- _Description of the task_
In the material below, find each line holding the string "text" and copy it.

- _Entries shown_
=====
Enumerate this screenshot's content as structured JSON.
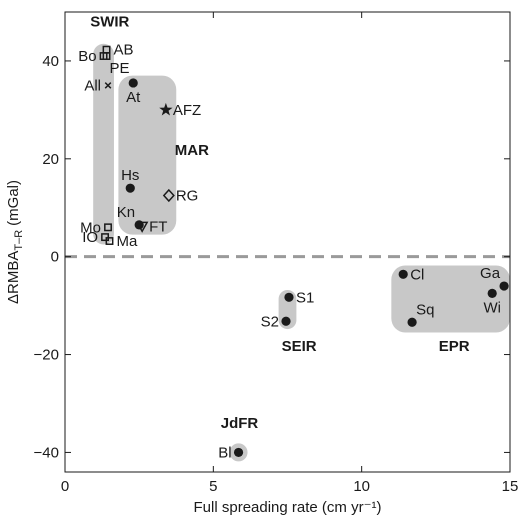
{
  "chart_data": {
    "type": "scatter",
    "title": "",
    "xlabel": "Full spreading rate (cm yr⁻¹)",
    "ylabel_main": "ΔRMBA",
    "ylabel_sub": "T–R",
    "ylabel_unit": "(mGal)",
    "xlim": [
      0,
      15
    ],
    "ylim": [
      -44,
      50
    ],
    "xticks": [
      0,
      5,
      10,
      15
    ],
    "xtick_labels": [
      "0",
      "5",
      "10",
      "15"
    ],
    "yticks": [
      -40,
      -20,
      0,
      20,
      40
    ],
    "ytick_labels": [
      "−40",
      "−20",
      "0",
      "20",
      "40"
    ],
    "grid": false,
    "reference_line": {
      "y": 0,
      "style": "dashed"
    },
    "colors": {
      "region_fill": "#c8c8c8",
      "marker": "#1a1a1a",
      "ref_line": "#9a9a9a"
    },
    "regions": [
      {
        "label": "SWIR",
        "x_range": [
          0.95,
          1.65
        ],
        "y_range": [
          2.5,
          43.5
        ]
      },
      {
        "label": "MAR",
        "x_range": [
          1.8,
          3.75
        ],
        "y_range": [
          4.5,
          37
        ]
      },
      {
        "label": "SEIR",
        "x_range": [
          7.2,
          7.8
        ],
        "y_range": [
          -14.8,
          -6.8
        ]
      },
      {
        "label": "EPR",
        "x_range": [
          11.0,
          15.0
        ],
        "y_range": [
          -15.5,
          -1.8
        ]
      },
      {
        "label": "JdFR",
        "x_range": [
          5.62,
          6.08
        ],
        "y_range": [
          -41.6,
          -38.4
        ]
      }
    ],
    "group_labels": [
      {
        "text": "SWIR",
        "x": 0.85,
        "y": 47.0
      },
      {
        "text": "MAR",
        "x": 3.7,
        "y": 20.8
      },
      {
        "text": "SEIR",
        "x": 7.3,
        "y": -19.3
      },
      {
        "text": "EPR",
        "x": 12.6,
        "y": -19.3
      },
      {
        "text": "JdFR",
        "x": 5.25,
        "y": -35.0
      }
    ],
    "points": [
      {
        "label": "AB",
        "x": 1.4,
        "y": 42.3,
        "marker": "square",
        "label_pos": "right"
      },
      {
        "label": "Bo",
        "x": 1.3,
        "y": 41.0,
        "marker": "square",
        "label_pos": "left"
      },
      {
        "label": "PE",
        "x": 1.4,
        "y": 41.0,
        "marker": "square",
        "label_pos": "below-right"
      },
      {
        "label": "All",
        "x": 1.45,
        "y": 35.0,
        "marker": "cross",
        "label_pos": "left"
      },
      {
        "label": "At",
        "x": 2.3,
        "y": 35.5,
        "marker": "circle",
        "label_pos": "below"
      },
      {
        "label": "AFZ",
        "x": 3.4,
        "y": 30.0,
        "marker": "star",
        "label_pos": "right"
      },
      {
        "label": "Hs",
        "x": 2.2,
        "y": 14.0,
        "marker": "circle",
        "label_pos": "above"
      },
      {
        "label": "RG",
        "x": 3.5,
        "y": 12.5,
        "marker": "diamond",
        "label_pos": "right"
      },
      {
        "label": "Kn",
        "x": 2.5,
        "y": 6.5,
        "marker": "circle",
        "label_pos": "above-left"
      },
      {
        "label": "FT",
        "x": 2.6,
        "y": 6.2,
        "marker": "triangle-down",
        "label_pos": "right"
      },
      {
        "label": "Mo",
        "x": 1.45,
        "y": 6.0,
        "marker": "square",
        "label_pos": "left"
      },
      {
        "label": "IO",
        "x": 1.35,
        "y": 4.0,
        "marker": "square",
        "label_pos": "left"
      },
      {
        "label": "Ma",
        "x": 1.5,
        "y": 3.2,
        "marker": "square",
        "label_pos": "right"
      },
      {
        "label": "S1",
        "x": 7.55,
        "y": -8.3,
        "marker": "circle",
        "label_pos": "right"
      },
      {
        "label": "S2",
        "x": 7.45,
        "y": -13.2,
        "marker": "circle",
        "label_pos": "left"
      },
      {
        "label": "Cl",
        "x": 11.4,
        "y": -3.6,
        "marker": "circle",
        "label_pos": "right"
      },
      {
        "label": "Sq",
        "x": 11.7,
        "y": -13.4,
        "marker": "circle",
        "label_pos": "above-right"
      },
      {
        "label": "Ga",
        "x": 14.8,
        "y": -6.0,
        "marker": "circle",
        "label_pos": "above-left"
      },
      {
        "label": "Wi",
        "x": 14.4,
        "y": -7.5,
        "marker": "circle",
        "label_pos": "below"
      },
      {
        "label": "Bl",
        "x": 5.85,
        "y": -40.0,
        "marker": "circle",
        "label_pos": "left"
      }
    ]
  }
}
=====
- _Exercise answer_
        "text": "SWIR",
        "text": "MAR",
        "text": "SEIR",
        "text": "EPR",
        "text": "JdFR",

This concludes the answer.